> [TASK STATEMENT] Reproduce the listing word for word. Skip any image.
>> begin TASK INPUTS
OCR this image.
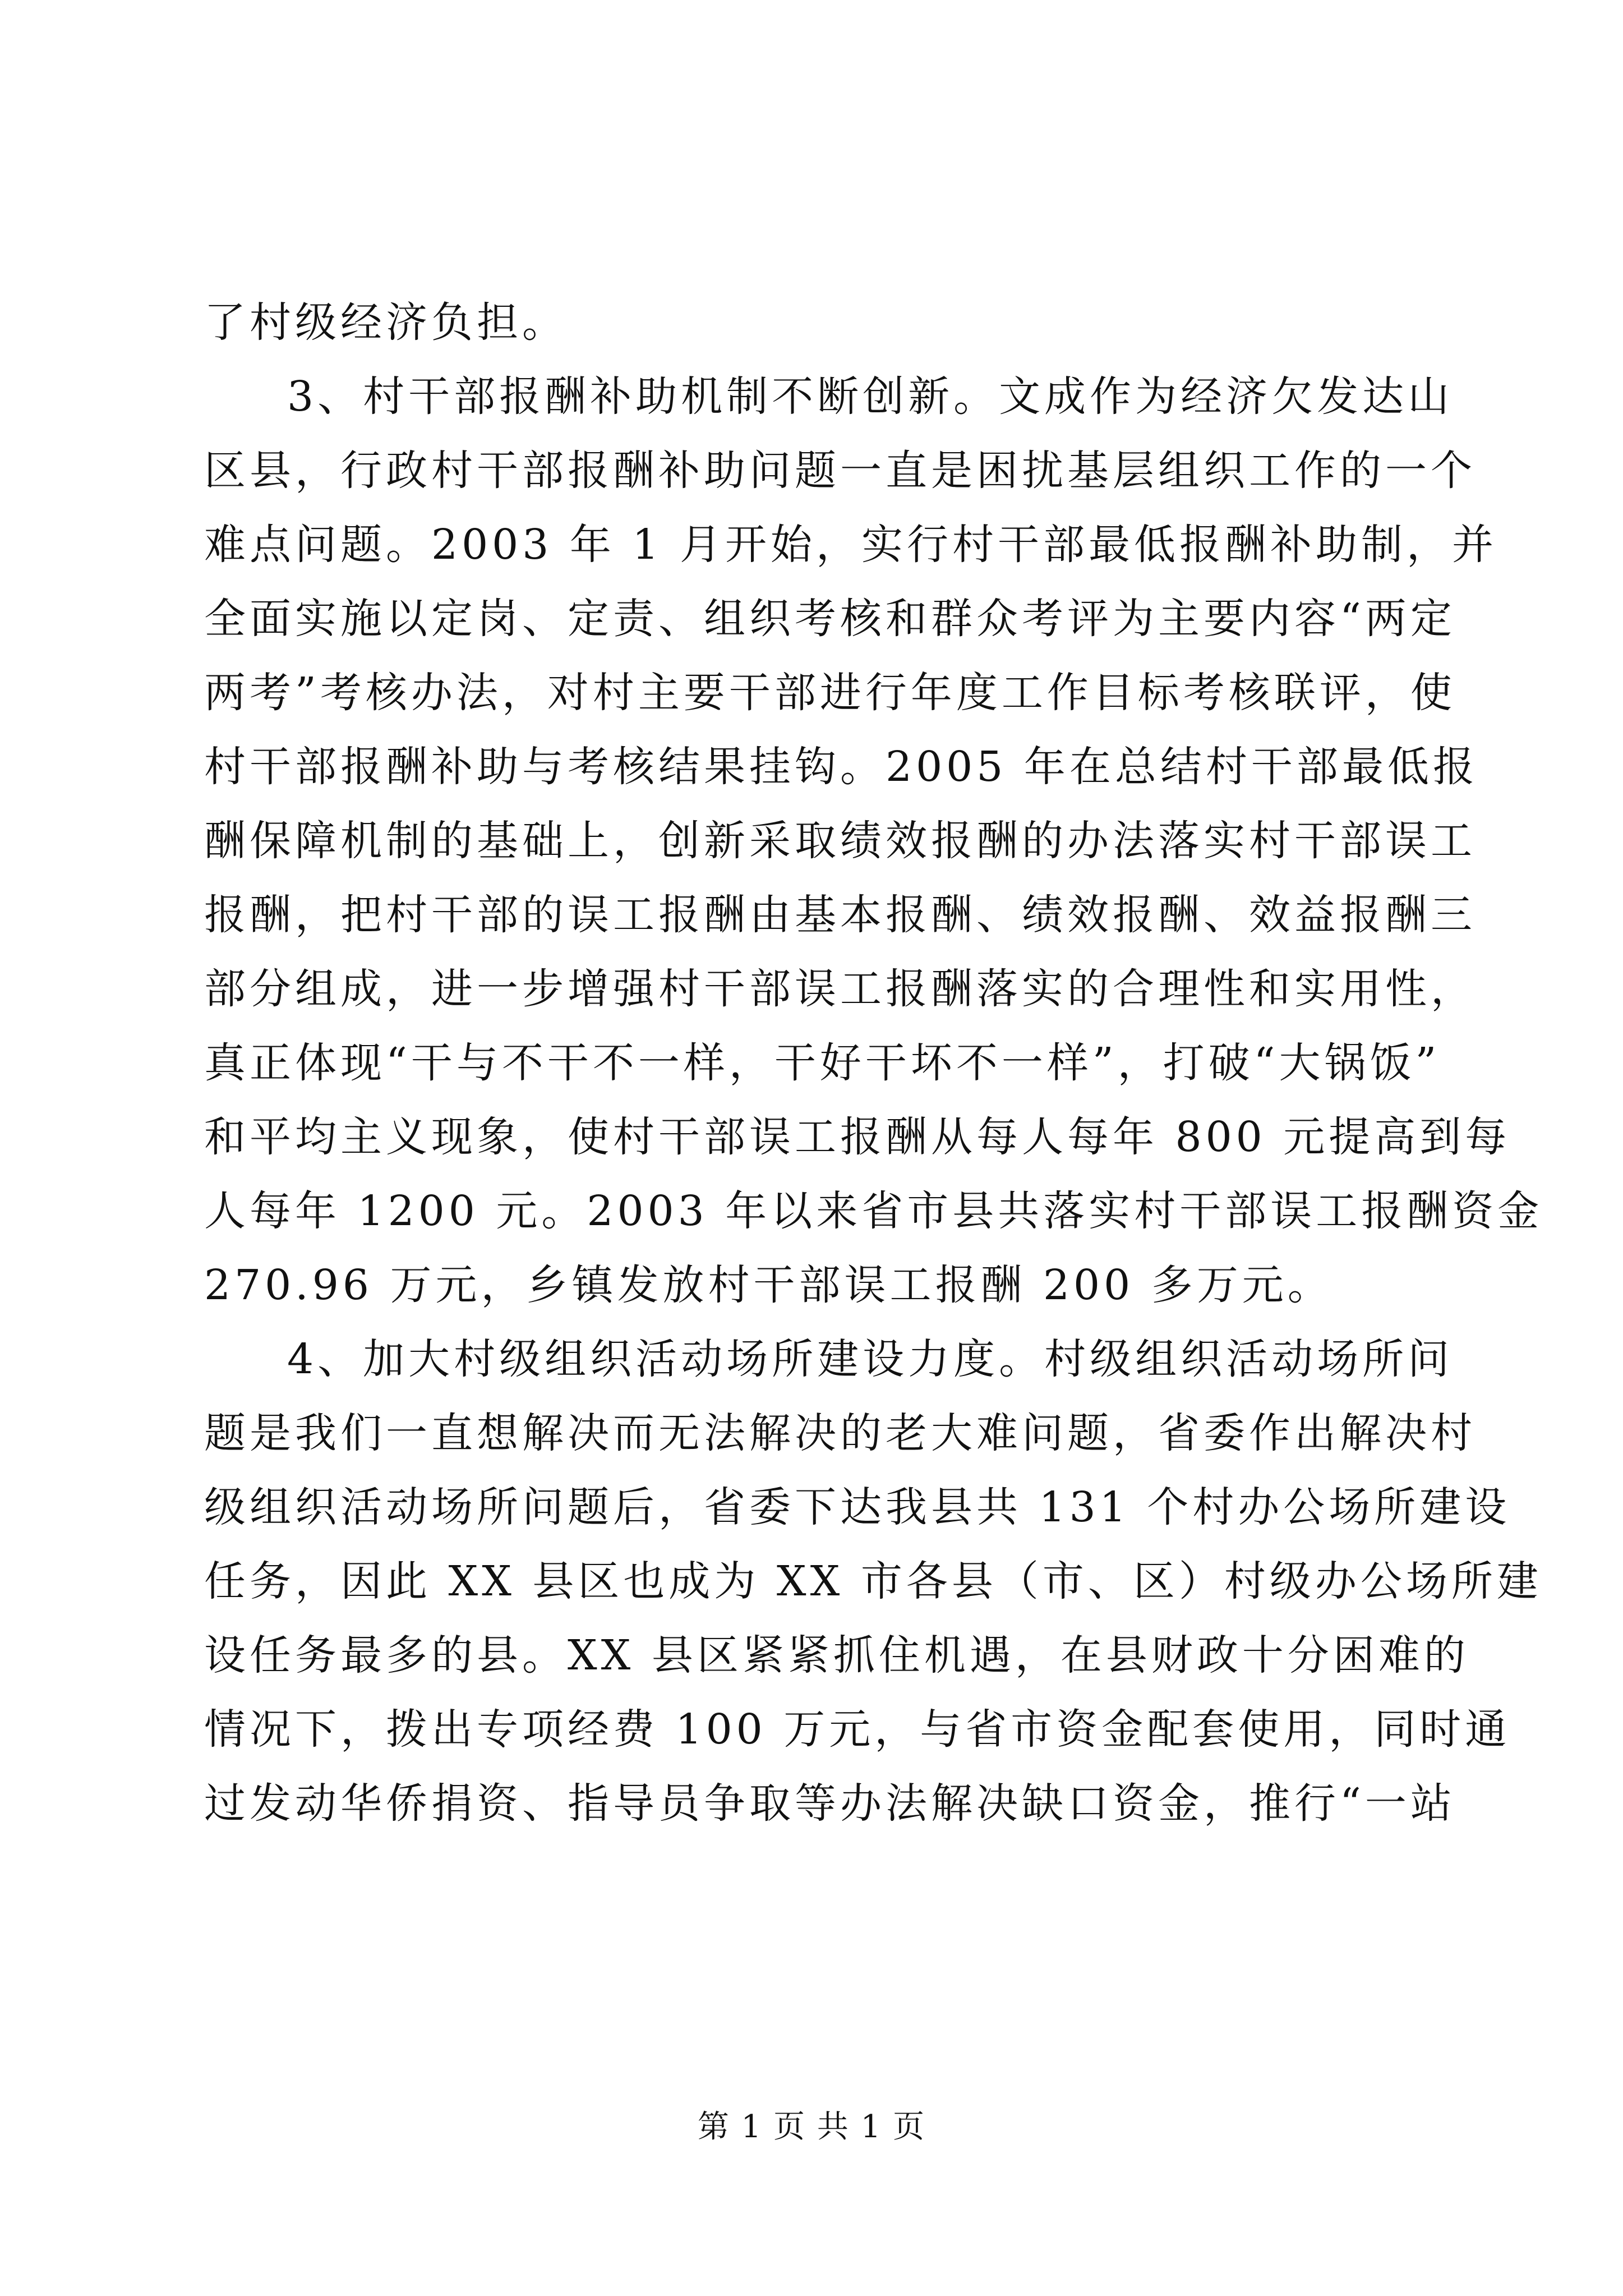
了村级经济负担。
3、村干部报酬补助机制不断创新。文成作为经济欠发达山
区县，行政村干部报酬补助问题一直是困扰基层组织工作的一个
难点问题。2003 年 1 月开始，实行村干部最低报酬补助制，并
全面实施以定岗、定责、组织考核和群众考评为主要内容“两定
两考”考核办法，对村主要干部进行年度工作目标考核联评，使
村干部报酬补助与考核结果挂钩。2005 年在总结村干部最低报
酬保障机制的基础上，创新采取绩效报酬的办法落实村干部误工
报酬，把村干部的误工报酬由基本报酬、绩效报酬、效益报酬三
部分组成，进一步增强村干部误工报酬落实的合理性和实用性，
真正体现“干与不干不一样，干好干坏不一样”，打破“大锅饭”
和平均主义现象，使村干部误工报酬从每人每年 800 元提高到每
人每年 1200 元。2003 年以来省市县共落实村干部误工报酬资金
270.96 万元，乡镇发放村干部误工报酬 200 多万元。
4、加大村级组织活动场所建设力度。村级组织活动场所问
题是我们一直想解决而无法解决的老大难问题，省委作出解决村
级组织活动场所问题后，省委下达我县共 131 个村办公场所建设
任务，因此 XX 县区也成为 XX 市各县（市、区）村级办公场所建
设任务最多的县。XX 县区紧紧抓住机遇，在县财政十分困难的
情况下，拨出专项经费 100 万元，与省市资金配套使用，同时通
过发动华侨捐资、指导员争取等办法解决缺口资金，推行“一站
第 1 页 共 1 页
>> end TASK INPUTS
> [ANSWER TO THE TASK]
OCR this image.
了村级经济负担。
3、村干部报酬补助机制不断创新。文成作为经济欠发达山
区县，行政村干部报酬补助问题一直是困扰基层组织工作的一个
难点问题。2003 年 1 月开始，实行村干部最低报酬补助制，并
全面实施以定岗、定责、组织考核和群众考评为主要内容“两定
两考”考核办法，对村主要干部进行年度工作目标考核联评，使
村干部报酬补助与考核结果挂钩。2005 年在总结村干部最低报
酬保障机制的基础上，创新采取绩效报酬的办法落实村干部误工
报酬，把村干部的误工报酬由基本报酬、绩效报酬、效益报酬三
部分组成，进一步增强村干部误工报酬落实的合理性和实用性，
真正体现“干与不干不一样，干好干坏不一样”，打破“大锅饭”
和平均主义现象，使村干部误工报酬从每人每年 800 元提高到每
人每年 1200 元。2003 年以来省市县共落实村干部误工报酬资金
270.96 万元，乡镇发放村干部误工报酬 200 多万元。
4、加大村级组织活动场所建设力度。村级组织活动场所问
题是我们一直想解决而无法解决的老大难问题，省委作出解决村
级组织活动场所问题后，省委下达我县共 131 个村办公场所建设
任务，因此 XX 县区也成为 XX 市各县（市、区）村级办公场所建
设任务最多的县。XX 县区紧紧抓住机遇，在县财政十分困难的
情况下，拨出专项经费 100 万元，与省市资金配套使用，同时通
过发动华侨捐资、指导员争取等办法解决缺口资金，推行“一站
第 1 页 共 1 页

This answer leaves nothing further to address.